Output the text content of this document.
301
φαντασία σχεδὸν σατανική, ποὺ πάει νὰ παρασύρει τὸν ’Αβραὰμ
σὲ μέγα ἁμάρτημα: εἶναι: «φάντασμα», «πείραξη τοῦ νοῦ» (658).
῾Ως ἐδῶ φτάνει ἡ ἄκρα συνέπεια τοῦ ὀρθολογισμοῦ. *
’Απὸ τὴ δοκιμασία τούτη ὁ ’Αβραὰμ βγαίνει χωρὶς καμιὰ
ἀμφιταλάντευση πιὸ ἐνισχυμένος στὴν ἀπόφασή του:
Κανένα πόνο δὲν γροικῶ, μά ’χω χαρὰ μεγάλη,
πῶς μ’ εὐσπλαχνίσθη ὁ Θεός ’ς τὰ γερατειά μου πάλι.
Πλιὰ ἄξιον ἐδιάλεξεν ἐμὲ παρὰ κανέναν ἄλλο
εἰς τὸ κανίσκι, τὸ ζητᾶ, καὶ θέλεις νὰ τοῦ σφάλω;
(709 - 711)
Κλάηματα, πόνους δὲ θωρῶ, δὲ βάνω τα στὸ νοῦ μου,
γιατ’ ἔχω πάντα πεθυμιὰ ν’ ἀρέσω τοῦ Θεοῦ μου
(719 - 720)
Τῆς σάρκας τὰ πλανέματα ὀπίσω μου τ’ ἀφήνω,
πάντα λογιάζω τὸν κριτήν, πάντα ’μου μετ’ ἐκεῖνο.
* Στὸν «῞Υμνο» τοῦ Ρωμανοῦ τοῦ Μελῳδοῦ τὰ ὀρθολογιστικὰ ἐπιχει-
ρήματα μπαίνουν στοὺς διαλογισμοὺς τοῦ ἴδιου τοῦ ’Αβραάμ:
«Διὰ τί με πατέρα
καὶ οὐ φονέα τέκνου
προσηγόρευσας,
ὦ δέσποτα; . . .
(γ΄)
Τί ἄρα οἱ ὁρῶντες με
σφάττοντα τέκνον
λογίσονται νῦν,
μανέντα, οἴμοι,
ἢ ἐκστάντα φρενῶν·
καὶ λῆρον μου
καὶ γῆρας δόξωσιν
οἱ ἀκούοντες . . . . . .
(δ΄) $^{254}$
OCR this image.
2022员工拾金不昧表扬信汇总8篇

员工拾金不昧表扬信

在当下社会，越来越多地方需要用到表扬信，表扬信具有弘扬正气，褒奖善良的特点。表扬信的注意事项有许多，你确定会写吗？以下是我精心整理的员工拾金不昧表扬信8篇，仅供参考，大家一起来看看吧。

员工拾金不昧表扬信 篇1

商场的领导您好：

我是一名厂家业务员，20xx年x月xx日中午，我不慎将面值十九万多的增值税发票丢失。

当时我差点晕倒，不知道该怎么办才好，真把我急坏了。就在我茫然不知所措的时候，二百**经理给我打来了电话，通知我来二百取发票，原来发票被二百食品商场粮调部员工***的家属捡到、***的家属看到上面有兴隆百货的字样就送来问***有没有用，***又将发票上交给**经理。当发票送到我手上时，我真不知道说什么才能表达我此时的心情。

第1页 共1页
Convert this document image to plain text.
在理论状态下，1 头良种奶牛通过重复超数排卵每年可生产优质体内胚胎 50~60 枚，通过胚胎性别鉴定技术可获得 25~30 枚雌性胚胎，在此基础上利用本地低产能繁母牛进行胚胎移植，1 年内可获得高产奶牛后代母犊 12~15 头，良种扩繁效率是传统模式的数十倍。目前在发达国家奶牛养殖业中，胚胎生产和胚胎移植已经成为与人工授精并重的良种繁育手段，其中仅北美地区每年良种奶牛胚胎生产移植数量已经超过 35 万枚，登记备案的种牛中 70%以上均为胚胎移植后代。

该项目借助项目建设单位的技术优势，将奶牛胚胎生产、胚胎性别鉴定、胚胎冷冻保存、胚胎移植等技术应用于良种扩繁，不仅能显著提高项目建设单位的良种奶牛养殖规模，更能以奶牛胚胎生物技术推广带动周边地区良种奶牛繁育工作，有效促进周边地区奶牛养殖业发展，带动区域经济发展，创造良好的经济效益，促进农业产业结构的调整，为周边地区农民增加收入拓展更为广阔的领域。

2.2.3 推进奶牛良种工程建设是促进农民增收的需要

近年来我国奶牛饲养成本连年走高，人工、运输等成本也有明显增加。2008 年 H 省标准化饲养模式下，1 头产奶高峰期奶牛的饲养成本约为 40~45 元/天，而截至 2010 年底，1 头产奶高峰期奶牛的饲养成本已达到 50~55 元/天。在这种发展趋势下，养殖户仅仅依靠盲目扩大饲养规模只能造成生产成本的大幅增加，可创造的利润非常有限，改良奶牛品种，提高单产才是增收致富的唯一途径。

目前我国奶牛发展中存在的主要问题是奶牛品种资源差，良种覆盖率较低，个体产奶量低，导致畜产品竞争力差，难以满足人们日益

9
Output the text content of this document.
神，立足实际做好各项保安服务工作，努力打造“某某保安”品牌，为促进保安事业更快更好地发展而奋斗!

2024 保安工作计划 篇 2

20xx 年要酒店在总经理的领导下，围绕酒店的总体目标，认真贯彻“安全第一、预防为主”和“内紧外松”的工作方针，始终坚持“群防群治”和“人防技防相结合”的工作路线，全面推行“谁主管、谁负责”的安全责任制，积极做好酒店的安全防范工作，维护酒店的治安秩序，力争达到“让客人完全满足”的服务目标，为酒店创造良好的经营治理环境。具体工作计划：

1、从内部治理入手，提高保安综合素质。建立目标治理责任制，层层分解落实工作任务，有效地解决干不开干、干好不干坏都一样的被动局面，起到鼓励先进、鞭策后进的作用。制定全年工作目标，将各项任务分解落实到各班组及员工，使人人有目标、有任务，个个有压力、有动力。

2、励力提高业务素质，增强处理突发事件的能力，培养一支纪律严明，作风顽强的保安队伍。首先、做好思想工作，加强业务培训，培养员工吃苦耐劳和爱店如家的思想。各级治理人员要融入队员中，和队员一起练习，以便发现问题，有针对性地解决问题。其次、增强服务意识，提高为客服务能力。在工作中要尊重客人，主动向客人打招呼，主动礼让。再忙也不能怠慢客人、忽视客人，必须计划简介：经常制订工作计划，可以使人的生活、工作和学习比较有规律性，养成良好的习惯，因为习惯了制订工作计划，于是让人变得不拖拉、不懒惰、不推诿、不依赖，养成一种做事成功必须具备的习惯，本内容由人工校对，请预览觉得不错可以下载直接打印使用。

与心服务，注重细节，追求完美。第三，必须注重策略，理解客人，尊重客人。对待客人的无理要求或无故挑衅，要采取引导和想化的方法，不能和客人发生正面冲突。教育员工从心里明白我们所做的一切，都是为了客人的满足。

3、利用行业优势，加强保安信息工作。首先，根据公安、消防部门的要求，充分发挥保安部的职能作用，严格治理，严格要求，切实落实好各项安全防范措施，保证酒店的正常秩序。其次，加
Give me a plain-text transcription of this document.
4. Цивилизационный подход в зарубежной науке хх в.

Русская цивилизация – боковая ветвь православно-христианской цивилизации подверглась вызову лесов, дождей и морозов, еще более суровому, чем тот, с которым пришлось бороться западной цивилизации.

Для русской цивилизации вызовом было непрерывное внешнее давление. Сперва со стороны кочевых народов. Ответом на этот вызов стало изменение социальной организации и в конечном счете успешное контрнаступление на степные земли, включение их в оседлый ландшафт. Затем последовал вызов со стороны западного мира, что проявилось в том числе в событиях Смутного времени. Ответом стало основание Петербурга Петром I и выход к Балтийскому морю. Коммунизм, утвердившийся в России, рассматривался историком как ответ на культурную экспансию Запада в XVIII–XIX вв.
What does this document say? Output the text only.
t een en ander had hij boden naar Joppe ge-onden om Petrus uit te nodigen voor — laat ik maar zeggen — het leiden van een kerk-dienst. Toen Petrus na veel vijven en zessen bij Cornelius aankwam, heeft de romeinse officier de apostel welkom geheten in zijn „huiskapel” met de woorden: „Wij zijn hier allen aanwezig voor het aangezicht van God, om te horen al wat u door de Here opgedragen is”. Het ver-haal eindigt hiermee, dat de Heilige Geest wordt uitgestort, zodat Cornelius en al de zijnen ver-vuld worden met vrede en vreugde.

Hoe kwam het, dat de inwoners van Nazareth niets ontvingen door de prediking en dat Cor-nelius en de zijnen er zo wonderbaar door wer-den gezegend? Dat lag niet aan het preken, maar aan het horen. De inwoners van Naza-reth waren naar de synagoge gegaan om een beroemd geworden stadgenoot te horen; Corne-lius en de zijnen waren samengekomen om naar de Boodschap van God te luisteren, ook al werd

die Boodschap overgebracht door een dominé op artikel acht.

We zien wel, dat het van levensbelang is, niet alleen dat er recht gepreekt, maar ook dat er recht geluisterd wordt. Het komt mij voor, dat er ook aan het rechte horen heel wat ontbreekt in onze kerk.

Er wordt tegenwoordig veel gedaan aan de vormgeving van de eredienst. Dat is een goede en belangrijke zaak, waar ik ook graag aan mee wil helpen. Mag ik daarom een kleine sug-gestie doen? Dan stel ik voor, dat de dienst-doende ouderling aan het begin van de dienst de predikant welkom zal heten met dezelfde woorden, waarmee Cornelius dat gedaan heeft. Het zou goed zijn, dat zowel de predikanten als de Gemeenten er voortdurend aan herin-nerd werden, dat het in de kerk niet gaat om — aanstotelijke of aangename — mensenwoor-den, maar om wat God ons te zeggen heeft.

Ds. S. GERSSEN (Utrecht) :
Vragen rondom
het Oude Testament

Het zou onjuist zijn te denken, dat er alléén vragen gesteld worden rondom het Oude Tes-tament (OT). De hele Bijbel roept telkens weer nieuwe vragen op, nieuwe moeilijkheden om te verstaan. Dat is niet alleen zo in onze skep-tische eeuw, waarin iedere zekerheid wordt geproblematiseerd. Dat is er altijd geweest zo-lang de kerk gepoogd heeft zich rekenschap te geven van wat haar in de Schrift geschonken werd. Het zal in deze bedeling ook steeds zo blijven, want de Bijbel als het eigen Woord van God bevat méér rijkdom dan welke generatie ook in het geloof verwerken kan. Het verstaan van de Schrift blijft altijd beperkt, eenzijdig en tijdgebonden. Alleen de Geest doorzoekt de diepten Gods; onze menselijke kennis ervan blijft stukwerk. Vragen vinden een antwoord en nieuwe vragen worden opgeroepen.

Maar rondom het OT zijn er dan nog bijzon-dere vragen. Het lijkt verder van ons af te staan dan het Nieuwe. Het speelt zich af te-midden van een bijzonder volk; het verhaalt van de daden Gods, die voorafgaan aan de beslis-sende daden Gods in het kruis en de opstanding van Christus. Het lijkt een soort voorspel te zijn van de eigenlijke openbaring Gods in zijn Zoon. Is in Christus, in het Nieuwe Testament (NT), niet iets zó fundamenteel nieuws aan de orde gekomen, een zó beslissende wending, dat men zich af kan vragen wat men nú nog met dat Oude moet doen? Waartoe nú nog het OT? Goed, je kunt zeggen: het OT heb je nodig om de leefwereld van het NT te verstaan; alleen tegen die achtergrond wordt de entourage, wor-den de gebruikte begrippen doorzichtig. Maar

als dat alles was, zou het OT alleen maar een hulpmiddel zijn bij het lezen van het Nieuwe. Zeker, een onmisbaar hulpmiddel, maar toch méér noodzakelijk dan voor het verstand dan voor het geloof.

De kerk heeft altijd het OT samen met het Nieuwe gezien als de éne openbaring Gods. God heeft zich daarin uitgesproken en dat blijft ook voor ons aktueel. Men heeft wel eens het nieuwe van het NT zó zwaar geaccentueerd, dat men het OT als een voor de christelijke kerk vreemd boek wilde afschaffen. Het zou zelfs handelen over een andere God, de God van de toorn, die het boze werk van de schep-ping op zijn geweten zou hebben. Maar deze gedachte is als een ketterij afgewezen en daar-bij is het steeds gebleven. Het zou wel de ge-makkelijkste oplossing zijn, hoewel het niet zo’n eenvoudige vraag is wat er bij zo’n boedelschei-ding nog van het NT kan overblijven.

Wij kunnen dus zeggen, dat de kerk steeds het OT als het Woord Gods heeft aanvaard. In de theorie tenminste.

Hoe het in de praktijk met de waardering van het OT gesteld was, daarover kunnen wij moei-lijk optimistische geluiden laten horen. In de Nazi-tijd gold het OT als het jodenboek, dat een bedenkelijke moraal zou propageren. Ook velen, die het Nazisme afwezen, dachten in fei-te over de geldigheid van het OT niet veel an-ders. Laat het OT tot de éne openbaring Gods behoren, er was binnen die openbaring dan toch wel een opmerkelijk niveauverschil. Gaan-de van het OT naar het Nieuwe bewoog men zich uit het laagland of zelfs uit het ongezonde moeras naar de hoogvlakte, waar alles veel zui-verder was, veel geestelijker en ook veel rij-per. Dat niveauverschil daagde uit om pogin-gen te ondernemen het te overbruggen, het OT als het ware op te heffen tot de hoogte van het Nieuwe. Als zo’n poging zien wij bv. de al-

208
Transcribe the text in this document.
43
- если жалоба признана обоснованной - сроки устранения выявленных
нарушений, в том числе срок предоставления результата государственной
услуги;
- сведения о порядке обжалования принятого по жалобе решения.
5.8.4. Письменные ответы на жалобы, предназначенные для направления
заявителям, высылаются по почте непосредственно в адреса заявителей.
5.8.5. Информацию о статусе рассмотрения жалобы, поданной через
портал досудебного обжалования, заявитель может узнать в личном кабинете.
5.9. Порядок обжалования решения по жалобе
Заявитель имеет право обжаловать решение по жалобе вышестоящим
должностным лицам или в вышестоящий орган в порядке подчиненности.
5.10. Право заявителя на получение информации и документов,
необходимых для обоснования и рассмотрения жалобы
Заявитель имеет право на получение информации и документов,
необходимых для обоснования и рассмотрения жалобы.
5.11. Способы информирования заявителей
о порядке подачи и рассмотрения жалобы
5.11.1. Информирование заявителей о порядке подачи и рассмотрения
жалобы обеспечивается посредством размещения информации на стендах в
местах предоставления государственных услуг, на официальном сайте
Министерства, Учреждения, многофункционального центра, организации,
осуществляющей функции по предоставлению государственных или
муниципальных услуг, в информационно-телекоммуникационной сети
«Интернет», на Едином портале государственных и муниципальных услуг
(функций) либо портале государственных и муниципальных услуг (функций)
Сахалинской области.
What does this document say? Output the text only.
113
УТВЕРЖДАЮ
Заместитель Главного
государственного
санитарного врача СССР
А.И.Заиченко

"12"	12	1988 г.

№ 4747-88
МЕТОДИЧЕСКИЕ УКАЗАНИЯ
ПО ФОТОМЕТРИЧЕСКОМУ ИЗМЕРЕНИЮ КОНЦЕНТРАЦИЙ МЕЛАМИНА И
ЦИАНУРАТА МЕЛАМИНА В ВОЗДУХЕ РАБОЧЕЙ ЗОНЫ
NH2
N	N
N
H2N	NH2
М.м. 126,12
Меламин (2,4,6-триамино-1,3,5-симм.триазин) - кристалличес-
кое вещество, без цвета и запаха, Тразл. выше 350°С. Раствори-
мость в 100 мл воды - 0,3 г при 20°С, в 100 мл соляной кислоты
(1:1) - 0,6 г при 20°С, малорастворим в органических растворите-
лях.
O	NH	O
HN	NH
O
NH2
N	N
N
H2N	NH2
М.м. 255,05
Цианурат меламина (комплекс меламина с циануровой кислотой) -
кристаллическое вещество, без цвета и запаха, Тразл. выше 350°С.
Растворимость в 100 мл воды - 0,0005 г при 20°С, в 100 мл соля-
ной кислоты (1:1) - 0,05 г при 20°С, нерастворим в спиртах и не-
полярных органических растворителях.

:: THE PROBLEM ::
Above are the records. Identify each line that contains the word "получение".

:: ANSWER TO THIS PROBLEM ::
5.10. Право заявителя на получение информации и документов,
Заявитель имеет право на получение информации и документов,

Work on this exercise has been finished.